- _What you have to do_: Without the pictures, write out all the lines below exactly as they appear.

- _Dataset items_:
───

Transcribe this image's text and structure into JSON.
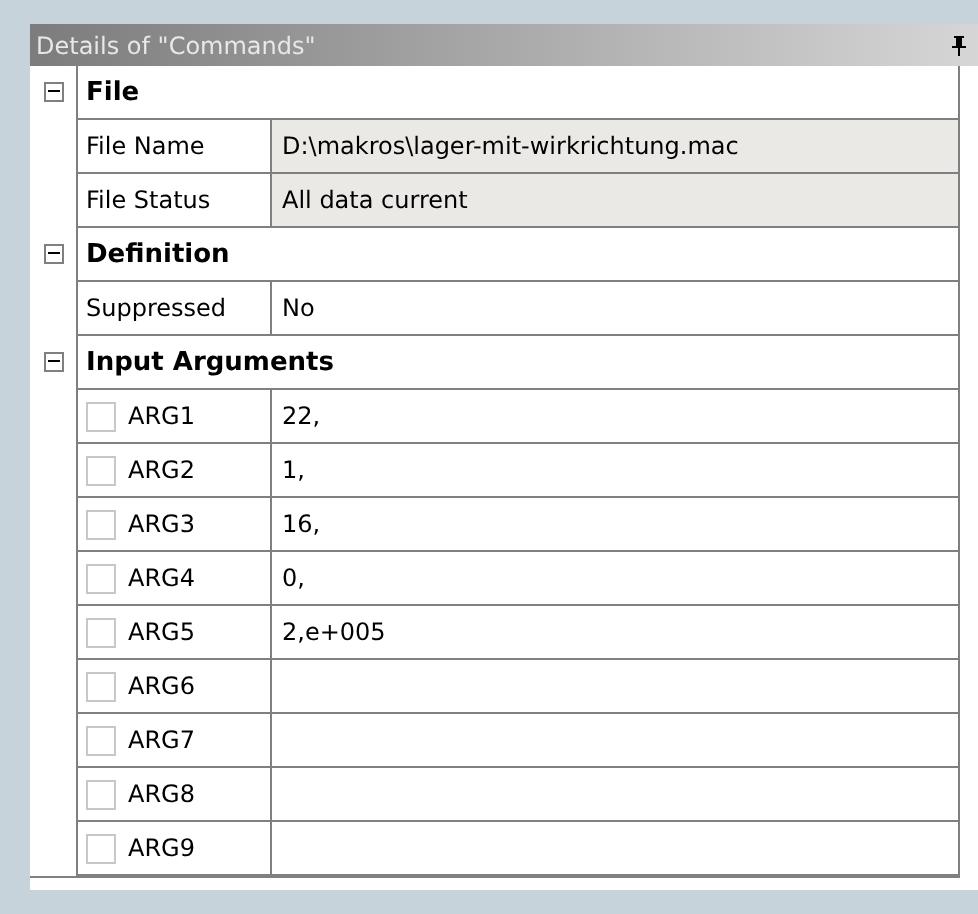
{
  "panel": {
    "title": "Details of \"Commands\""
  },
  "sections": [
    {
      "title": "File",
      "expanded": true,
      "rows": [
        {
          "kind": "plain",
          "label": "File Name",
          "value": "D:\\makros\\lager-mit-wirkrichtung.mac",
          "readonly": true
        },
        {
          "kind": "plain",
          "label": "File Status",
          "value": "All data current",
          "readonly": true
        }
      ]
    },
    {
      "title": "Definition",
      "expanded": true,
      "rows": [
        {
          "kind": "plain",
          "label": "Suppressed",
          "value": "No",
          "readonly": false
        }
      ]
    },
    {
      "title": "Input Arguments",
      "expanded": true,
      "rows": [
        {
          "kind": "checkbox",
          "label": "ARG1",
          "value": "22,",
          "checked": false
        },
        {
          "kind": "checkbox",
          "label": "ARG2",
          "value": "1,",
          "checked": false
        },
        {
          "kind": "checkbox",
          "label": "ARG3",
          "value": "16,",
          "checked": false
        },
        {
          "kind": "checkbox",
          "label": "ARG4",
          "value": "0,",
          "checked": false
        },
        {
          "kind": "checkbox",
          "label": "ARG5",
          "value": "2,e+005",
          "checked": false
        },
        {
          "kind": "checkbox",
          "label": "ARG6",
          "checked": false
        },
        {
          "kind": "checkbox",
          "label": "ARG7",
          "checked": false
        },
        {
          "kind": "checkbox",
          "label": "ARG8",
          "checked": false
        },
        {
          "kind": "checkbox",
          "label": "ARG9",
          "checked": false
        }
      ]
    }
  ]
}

───

- _Expected answer_:
Transcribe this image's text and structure into JSON.
{
  "panel": {
    "title": "Details of \"Commands\""
  },
  "sections": [
    {
      "title": "File",
      "expanded": true,
      "rows": [
        {
          "kind": "plain",
          "label": "File Name",
          "value": "D:\\makros\\lager-mit-wirkrichtung.mac",
          "readonly": true
        },
        {
          "kind": "plain",
          "label": "File Status",
          "value": "All data current",
          "readonly": true
        }
      ]
    },
    {
      "title": "Definition",
      "expanded": true,
      "rows": [
        {
          "kind": "plain",
          "label": "Suppressed",
          "value": "No",
          "readonly": false
        }
      ]
    },
    {
      "title": "Input Arguments",
      "expanded": true,
      "rows": [
        {
          "kind": "checkbox",
          "label": "ARG1",
          "value": "22,",
          "checked": false
        },
        {
          "kind": "checkbox",
          "label": "ARG2",
          "value": "1,",
          "checked": false
        },
        {
          "kind": "checkbox",
          "label": "ARG3",
          "value": "16,",
          "checked": false
        },
        {
          "kind": "checkbox",
          "label": "ARG4",
          "value": "0,",
          "checked": false
        },
        {
          "kind": "checkbox",
          "label": "ARG5",
          "value": "2,e+005",
          "checked": false
        },
        {
          "kind": "checkbox",
          "label": "ARG6",
          "checked": false
        },
        {
          "kind": "checkbox",
          "label": "ARG7",
          "checked": false
        },
        {
          "kind": "checkbox",
          "label": "ARG8",
          "checked": false
        },
        {
          "kind": "checkbox",
          "label": "ARG9",
          "checked": false
        }
      ]
    }
  ]
}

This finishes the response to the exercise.